--- Materials provided ---
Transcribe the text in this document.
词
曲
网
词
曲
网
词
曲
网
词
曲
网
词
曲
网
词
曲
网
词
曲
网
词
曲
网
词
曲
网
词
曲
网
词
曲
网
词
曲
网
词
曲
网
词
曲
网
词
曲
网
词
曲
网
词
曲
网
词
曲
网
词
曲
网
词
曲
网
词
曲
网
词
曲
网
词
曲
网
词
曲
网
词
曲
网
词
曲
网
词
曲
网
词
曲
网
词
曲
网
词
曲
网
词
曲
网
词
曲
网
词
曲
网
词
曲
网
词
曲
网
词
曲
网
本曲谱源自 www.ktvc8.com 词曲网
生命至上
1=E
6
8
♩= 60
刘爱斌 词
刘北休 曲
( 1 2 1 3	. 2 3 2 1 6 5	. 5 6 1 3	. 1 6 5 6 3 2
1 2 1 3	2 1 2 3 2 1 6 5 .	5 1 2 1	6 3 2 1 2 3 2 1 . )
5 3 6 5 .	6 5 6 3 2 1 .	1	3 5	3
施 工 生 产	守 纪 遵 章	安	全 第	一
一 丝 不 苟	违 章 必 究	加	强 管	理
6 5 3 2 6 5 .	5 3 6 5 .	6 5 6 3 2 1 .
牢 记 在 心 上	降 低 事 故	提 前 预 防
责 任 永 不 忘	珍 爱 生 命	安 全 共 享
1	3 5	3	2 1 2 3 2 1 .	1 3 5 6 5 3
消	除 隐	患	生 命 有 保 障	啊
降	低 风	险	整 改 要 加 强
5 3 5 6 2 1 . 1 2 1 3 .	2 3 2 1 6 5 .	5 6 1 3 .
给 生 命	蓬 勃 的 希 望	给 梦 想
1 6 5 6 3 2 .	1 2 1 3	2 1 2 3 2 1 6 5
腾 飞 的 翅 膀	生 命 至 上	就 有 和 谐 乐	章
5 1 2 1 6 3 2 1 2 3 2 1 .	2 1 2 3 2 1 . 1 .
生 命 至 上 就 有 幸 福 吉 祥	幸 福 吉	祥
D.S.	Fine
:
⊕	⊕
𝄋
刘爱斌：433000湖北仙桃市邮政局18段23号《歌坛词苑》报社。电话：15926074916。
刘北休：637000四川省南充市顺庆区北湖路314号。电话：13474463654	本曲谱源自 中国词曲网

--- Given exercise ---
From the data above, extract every line in its exact form.

--- Written solution ---
Transcribe the text in this document.
词
曲
网
词
曲
网
词
曲
网
词
曲
网
词
曲
网
词
曲
网
词
曲
网
词
曲
网
词
曲
网
词
曲
网
词
曲
网
词
曲
网
词
曲
网
词
曲
网
词
曲
网
词
曲
网
词
曲
网
词
曲
网
词
曲
网
词
曲
网
词
曲
网
词
曲
网
词
曲
网
词
曲
网
词
曲
网
词
曲
网
词
曲
网
词
曲
网
词
曲
网
词
曲
网
词
曲
网
词
曲
网
词
曲
网
词
曲
网
词
曲
网
词
曲
网
本曲谱源自 www.ktvc8.com 词曲网
生命至上
1=E
6
8
♩= 60
刘爱斌 词
刘北休 曲
( 1 2 1 3	. 2 3 2 1 6 5	. 5 6 1 3	. 1 6 5 6 3 2
1 2 1 3	2 1 2 3 2 1 6 5 .	5 1 2 1	6 3 2 1 2 3 2 1 . )
5 3 6 5 .	6 5 6 3 2 1 .	1	3 5	3
施 工 生 产	守 纪 遵 章	安	全 第	一
一 丝 不 苟	违 章 必 究	加	强 管	理
6 5 3 2 6 5 .	5 3 6 5 .	6 5 6 3 2 1 .
牢 记 在 心 上	降 低 事 故	提 前 预 防
责 任 永 不 忘	珍 爱 生 命	安 全 共 享
1	3 5	3	2 1 2 3 2 1 .	1 3 5 6 5 3
消	除 隐	患	生 命 有 保 障	啊
降	低 风	险	整 改 要 加 强
5 3 5 6 2 1 . 1 2 1 3 .	2 3 2 1 6 5 .	5 6 1 3 .
给 生 命	蓬 勃 的 希 望	给 梦 想
1 6 5 6 3 2 .	1 2 1 3	2 1 2 3 2 1 6 5
腾 飞 的 翅 膀	生 命 至 上	就 有 和 谐 乐	章
5 1 2 1 6 3 2 1 2 3 2 1 .	2 1 2 3 2 1 . 1 .
生 命 至 上 就 有 幸 福 吉 祥	幸 福 吉	祥
D.S.	Fine
:
⊕	⊕
𝄋
刘爱斌：433000湖北仙桃市邮政局18段23号《歌坛词苑》报社。电话：15926074916。
刘北休：637000四川省南充市顺庆区北湖路314号。电话：13474463654	本曲谱源自 中国词曲网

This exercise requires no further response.